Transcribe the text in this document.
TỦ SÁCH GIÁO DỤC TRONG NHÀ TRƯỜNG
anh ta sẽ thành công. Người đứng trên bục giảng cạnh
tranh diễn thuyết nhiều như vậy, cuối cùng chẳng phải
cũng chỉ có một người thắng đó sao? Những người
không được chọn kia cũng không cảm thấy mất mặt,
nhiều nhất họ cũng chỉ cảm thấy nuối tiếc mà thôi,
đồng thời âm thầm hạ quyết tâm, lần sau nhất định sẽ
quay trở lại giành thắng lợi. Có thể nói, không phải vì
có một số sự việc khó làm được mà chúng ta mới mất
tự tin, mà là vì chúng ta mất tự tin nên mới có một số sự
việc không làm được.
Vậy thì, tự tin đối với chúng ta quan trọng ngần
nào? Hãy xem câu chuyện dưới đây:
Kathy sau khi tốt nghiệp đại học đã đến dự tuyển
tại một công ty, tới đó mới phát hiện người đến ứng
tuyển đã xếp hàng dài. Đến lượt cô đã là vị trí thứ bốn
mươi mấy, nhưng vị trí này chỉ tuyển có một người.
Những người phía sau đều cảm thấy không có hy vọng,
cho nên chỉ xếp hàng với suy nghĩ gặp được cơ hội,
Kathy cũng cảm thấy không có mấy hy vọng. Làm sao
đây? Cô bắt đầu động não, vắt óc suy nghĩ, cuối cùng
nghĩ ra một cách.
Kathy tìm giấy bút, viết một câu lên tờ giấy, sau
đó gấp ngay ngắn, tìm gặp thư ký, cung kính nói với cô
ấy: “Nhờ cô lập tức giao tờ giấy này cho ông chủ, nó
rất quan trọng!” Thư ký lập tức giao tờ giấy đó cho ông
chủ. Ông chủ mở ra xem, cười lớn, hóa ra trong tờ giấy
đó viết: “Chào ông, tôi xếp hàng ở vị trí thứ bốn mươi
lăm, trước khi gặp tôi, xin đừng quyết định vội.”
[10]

◆ REQUEST
Every record should be given again exactly.

◆ OUTPUT BELOW
Transcribe the text in this document.
TỦ SÁCH GIÁO DỤC TRONG NHÀ TRƯỜNG
anh ta sẽ thành công. Người đứng trên bục giảng cạnh
tranh diễn thuyết nhiều như vậy, cuối cùng chẳng phải
cũng chỉ có một người thắng đó sao? Những người
không được chọn kia cũng không cảm thấy mất mặt,
nhiều nhất họ cũng chỉ cảm thấy nuối tiếc mà thôi,
đồng thời âm thầm hạ quyết tâm, lần sau nhất định sẽ
quay trở lại giành thắng lợi. Có thể nói, không phải vì
có một số sự việc khó làm được mà chúng ta mới mất
tự tin, mà là vì chúng ta mất tự tin nên mới có một số sự
việc không làm được.
Vậy thì, tự tin đối với chúng ta quan trọng ngần
nào? Hãy xem câu chuyện dưới đây:
Kathy sau khi tốt nghiệp đại học đã đến dự tuyển
tại một công ty, tới đó mới phát hiện người đến ứng
tuyển đã xếp hàng dài. Đến lượt cô đã là vị trí thứ bốn
mươi mấy, nhưng vị trí này chỉ tuyển có một người.
Những người phía sau đều cảm thấy không có hy vọng,
cho nên chỉ xếp hàng với suy nghĩ gặp được cơ hội,
Kathy cũng cảm thấy không có mấy hy vọng. Làm sao
đây? Cô bắt đầu động não, vắt óc suy nghĩ, cuối cùng
nghĩ ra một cách.
Kathy tìm giấy bút, viết một câu lên tờ giấy, sau
đó gấp ngay ngắn, tìm gặp thư ký, cung kính nói với cô
ấy: “Nhờ cô lập tức giao tờ giấy này cho ông chủ, nó
rất quan trọng!” Thư ký lập tức giao tờ giấy đó cho ông
chủ. Ông chủ mở ra xem, cười lớn, hóa ra trong tờ giấy
đó viết: “Chào ông, tôi xếp hàng ở vị trí thứ bốn mươi
lăm, trước khi gặp tôi, xin đừng quyết định vội.”
[10]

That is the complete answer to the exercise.